-- Task --
Repeat the whole listing below, word for word.

──────────────────────────────

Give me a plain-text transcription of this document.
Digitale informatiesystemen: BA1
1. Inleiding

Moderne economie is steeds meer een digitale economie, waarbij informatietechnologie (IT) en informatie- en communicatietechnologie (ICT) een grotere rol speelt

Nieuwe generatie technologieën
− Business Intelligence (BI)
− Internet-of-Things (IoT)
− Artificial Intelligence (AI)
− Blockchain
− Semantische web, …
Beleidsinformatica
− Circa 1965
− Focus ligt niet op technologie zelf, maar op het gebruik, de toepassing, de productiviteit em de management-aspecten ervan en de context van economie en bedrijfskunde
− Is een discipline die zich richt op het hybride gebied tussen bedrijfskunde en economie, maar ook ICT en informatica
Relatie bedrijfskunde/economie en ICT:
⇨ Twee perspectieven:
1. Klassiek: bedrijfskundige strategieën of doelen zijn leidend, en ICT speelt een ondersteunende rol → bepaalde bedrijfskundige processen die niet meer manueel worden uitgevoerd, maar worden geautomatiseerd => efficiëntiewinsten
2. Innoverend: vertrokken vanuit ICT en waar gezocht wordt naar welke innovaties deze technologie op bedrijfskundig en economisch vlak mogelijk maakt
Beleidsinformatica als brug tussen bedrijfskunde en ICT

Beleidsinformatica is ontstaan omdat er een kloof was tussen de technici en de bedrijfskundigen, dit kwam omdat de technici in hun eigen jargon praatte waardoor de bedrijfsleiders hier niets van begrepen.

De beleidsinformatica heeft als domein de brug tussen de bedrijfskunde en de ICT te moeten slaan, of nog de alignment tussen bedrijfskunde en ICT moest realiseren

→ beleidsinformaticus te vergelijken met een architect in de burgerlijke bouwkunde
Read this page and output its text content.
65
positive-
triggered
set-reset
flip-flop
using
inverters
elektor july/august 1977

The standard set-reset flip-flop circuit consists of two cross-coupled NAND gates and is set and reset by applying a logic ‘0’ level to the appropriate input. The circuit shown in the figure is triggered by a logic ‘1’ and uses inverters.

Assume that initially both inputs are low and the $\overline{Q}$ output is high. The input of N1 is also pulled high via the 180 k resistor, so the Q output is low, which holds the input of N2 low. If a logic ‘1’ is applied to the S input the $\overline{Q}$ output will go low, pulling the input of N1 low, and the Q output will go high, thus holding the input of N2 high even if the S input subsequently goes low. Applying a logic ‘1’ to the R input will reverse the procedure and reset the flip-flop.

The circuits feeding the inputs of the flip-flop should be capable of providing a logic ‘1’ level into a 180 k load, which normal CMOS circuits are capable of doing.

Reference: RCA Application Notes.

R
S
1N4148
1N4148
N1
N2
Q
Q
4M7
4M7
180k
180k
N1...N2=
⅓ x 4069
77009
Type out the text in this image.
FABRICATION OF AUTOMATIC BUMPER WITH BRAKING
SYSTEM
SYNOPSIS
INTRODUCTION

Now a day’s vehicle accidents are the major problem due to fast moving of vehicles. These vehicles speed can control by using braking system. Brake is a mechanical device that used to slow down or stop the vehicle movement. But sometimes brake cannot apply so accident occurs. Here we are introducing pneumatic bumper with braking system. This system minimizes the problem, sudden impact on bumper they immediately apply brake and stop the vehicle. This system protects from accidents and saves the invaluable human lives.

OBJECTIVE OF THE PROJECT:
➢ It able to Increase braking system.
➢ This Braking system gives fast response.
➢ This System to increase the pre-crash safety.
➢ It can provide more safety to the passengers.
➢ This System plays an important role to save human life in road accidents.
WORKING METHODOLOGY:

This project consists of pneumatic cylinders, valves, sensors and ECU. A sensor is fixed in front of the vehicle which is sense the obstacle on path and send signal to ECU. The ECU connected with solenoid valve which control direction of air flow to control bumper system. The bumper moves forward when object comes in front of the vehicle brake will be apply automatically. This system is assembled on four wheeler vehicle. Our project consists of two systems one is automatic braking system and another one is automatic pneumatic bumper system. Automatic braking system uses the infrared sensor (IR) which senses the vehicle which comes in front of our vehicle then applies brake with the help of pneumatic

──────────────────────────────

-- Completed task --
Give me a plain-text transcription of this document.
Digitale informatiesystemen: BA1
1. Inleiding

Moderne economie is steeds meer een digitale economie, waarbij informatietechnologie (IT) en informatie- en communicatietechnologie (ICT) een grotere rol speelt

Nieuwe generatie technologieën
− Business Intelligence (BI)
− Internet-of-Things (IoT)
− Artificial Intelligence (AI)
− Blockchain
− Semantische web, …
Beleidsinformatica
− Circa 1965
− Focus ligt niet op technologie zelf, maar op het gebruik, de toepassing, de productiviteit em de management-aspecten ervan en de context van economie en bedrijfskunde
− Is een discipline die zich richt op het hybride gebied tussen bedrijfskunde en economie, maar ook ICT en informatica
Relatie bedrijfskunde/economie en ICT:
⇨ Twee perspectieven:
1. Klassiek: bedrijfskundige strategieën of doelen zijn leidend, en ICT speelt een ondersteunende rol → bepaalde bedrijfskundige processen die niet meer manueel worden uitgevoerd, maar worden geautomatiseerd => efficiëntiewinsten
2. Innoverend: vertrokken vanuit ICT en waar gezocht wordt naar welke innovaties deze technologie op bedrijfskundig en economisch vlak mogelijk maakt
Beleidsinformatica als brug tussen bedrijfskunde en ICT

Beleidsinformatica is ontstaan omdat er een kloof was tussen de technici en de bedrijfskundigen, dit kwam omdat de technici in hun eigen jargon praatte waardoor de bedrijfsleiders hier niets van begrepen.

De beleidsinformatica heeft als domein de brug tussen de bedrijfskunde en de ICT te moeten slaan, of nog de alignment tussen bedrijfskunde en ICT moest realiseren

→ beleidsinformaticus te vergelijken met een architect in de burgerlijke bouwkunde
Read this page and output its text content.
65
positive-
triggered
set-reset
flip-flop
using
inverters
elektor july/august 1977

The standard set-reset flip-flop circuit consists of two cross-coupled NAND gates and is set and reset by applying a logic ‘0’ level to the appropriate input. The circuit shown in the figure is triggered by a logic ‘1’ and uses inverters.

Assume that initially both inputs are low and the $\overline{Q}$ output is high. The input of N1 is also pulled high via the 180 k resistor, so the Q output is low, which holds the input of N2 low. If a logic ‘1’ is applied to the S input the $\overline{Q}$ output will go low, pulling the input of N1 low, and the Q output will go high, thus holding the input of N2 high even if the S input subsequently goes low. Applying a logic ‘1’ to the R input will reverse the procedure and reset the flip-flop.

The circuits feeding the inputs of the flip-flop should be capable of providing a logic ‘1’ level into a 180 k load, which normal CMOS circuits are capable of doing.

Reference: RCA Application Notes.

R
S
1N4148
1N4148
N1
N2
Q
Q
4M7
4M7
180k
180k
N1...N2=
⅓ x 4069
77009
Type out the text in this image.
FABRICATION OF AUTOMATIC BUMPER WITH BRAKING
SYSTEM
SYNOPSIS
INTRODUCTION

Now a day’s vehicle accidents are the major problem due to fast moving of vehicles. These vehicles speed can control by using braking system. Brake is a mechanical device that used to slow down or stop the vehicle movement. But sometimes brake cannot apply so accident occurs. Here we are introducing pneumatic bumper with braking system. This system minimizes the problem, sudden impact on bumper they immediately apply brake and stop the vehicle. This system protects from accidents and saves the invaluable human lives.

OBJECTIVE OF THE PROJECT:
➢ It able to Increase braking system.
➢ This Braking system gives fast response.
➢ This System to increase the pre-crash safety.
➢ It can provide more safety to the passengers.
➢ This System plays an important role to save human life in road accidents.
WORKING METHODOLOGY:

This project consists of pneumatic cylinders, valves, sensors and ECU. A sensor is fixed in front of the vehicle which is sense the obstacle on path and send signal to ECU. The ECU connected with solenoid valve which control direction of air flow to control bumper system. The bumper moves forward when object comes in front of the vehicle brake will be apply automatically. This system is assembled on four wheeler vehicle. Our project consists of two systems one is automatic braking system and another one is automatic pneumatic bumper system. Automatic braking system uses the infrared sensor (IR) which senses the vehicle which comes in front of our vehicle then applies brake with the help of pneumatic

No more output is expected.